## DATASET CONTENT
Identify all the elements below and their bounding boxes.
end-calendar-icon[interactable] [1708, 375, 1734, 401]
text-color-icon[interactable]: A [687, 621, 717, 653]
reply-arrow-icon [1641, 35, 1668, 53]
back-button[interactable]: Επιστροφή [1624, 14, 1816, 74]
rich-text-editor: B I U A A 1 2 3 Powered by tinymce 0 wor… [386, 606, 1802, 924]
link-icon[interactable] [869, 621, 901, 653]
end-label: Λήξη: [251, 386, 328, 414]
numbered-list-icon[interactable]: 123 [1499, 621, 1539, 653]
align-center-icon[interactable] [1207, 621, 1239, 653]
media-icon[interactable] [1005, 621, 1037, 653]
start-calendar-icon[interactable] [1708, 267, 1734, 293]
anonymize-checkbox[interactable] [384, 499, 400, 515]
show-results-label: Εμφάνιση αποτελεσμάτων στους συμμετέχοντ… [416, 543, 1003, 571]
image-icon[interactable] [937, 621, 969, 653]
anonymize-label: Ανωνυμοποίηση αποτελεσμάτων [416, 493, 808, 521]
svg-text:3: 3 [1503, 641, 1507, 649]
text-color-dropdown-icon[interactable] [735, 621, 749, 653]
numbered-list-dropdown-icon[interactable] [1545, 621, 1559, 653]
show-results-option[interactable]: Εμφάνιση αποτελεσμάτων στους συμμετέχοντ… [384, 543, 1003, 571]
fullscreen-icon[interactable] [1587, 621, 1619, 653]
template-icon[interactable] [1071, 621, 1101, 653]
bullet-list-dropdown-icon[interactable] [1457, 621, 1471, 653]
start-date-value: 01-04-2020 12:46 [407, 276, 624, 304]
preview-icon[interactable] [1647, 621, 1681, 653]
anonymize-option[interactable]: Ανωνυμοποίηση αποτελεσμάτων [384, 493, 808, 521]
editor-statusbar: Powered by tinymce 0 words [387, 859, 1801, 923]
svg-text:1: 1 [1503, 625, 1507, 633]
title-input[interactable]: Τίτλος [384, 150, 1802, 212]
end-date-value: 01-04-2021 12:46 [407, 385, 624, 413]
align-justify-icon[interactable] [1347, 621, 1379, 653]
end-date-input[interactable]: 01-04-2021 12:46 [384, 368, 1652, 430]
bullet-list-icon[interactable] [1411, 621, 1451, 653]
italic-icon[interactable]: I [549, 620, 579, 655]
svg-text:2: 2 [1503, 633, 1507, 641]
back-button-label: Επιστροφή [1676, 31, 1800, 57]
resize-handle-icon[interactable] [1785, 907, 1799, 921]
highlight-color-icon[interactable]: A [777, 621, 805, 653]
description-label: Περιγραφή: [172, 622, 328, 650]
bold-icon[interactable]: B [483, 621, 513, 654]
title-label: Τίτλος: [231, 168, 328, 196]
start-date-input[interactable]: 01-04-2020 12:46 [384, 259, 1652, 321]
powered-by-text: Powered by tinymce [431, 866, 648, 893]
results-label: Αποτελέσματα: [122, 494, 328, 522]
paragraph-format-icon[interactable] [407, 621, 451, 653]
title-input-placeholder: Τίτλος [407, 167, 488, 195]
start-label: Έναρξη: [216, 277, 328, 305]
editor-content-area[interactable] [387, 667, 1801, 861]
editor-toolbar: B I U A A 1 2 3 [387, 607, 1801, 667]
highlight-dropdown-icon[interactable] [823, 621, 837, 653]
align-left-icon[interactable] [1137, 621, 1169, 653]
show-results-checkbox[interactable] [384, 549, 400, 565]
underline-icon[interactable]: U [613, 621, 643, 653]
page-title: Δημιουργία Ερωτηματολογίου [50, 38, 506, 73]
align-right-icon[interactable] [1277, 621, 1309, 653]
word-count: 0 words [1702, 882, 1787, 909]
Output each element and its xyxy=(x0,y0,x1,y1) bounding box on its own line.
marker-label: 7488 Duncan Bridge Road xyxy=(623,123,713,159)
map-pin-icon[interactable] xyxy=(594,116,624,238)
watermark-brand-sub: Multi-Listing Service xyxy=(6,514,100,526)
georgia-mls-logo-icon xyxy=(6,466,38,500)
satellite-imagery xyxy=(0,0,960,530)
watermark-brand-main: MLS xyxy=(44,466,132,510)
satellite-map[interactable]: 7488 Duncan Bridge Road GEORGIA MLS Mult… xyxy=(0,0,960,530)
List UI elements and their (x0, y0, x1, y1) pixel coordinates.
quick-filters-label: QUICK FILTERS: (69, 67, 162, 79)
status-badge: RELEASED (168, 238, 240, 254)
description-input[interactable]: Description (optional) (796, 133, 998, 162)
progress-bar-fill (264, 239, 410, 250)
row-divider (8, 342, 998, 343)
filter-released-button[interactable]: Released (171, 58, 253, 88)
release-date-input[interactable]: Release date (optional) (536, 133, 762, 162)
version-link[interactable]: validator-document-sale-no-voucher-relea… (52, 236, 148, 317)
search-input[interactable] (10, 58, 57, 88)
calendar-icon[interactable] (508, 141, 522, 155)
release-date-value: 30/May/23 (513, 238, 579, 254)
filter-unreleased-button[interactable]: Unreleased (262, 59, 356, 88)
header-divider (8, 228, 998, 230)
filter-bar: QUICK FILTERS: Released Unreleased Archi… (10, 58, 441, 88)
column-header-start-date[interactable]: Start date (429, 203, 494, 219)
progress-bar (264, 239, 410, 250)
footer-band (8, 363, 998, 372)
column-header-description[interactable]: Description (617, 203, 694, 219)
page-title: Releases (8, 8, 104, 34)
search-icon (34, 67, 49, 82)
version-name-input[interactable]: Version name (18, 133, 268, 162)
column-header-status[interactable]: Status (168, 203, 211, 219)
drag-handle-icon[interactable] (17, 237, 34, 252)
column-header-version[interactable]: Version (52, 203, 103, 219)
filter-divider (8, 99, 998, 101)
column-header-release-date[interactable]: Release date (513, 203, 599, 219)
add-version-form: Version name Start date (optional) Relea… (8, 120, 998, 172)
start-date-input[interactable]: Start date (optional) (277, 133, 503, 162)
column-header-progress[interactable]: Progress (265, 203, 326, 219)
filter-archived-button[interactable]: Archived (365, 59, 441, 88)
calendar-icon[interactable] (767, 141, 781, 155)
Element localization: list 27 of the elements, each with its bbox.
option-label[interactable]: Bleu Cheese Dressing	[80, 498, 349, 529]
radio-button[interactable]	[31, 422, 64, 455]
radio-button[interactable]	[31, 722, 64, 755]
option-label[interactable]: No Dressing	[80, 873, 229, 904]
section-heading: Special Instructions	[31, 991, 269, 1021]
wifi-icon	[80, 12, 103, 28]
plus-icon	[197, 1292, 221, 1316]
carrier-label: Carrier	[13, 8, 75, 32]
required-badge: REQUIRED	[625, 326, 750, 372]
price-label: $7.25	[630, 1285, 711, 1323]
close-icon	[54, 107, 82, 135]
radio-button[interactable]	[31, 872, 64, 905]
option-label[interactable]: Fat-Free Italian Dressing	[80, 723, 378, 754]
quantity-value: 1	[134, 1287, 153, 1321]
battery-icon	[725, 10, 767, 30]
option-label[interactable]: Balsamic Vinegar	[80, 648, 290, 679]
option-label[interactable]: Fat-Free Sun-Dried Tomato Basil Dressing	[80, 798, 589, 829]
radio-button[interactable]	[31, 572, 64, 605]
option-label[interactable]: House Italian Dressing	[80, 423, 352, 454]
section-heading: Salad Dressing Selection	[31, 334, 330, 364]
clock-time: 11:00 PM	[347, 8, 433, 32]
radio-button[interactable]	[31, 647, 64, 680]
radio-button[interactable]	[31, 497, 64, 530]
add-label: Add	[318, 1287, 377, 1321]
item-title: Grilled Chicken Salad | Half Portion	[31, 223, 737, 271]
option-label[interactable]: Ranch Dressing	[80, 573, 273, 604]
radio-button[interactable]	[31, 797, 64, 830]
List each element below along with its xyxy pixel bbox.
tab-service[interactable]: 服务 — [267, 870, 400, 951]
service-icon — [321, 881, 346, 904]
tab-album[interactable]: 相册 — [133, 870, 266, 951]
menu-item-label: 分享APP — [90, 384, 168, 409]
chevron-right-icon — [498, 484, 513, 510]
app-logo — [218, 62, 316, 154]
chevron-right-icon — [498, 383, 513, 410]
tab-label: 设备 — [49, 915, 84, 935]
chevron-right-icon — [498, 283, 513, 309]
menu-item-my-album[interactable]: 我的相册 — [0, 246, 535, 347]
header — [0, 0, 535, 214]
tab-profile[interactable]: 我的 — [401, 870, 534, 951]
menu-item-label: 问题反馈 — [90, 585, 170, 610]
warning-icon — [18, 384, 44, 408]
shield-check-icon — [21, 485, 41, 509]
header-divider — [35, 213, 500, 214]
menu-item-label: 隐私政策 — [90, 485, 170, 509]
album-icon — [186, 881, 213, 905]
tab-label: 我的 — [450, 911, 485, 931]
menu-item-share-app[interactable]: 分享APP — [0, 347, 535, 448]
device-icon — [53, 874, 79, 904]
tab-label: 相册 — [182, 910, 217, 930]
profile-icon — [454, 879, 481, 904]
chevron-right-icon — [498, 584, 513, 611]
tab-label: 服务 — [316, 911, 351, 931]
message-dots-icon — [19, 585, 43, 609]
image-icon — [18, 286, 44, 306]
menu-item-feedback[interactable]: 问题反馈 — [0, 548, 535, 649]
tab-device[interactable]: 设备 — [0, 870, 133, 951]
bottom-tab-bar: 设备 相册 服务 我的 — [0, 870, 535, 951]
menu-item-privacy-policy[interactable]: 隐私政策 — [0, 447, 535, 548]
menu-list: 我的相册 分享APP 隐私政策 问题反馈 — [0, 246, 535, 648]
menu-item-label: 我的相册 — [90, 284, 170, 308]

## EXERCISE GOAL
Express the stretch from the start of the records through the line containing "end-label: Λήξη: [251, 386, 328, 414]" as a JSON list of strings, with one string per line and blank lines omitted.

## OUTPUT FOR THIS TASK
[
  "Identify all the elements below and their bounding boxes.",
  "end-calendar-icon[interactable] [1708, 375, 1734, 401]",
  "text-color-icon[interactable]: A [687, 621, 717, 653]",
  "reply-arrow-icon [1641, 35, 1668, 53]",
  "back-button[interactable]: Επιστροφή [1624, 14, 1816, 74]",
  "rich-text-editor: B I U A A 1 2 3 Powered by tinymce 0 wor… [386, 606, 1802, 924]",
  "link-icon[interactable] [869, 621, 901, 653]",
  "end-label: Λήξη: [251, 386, 328, 414]"
]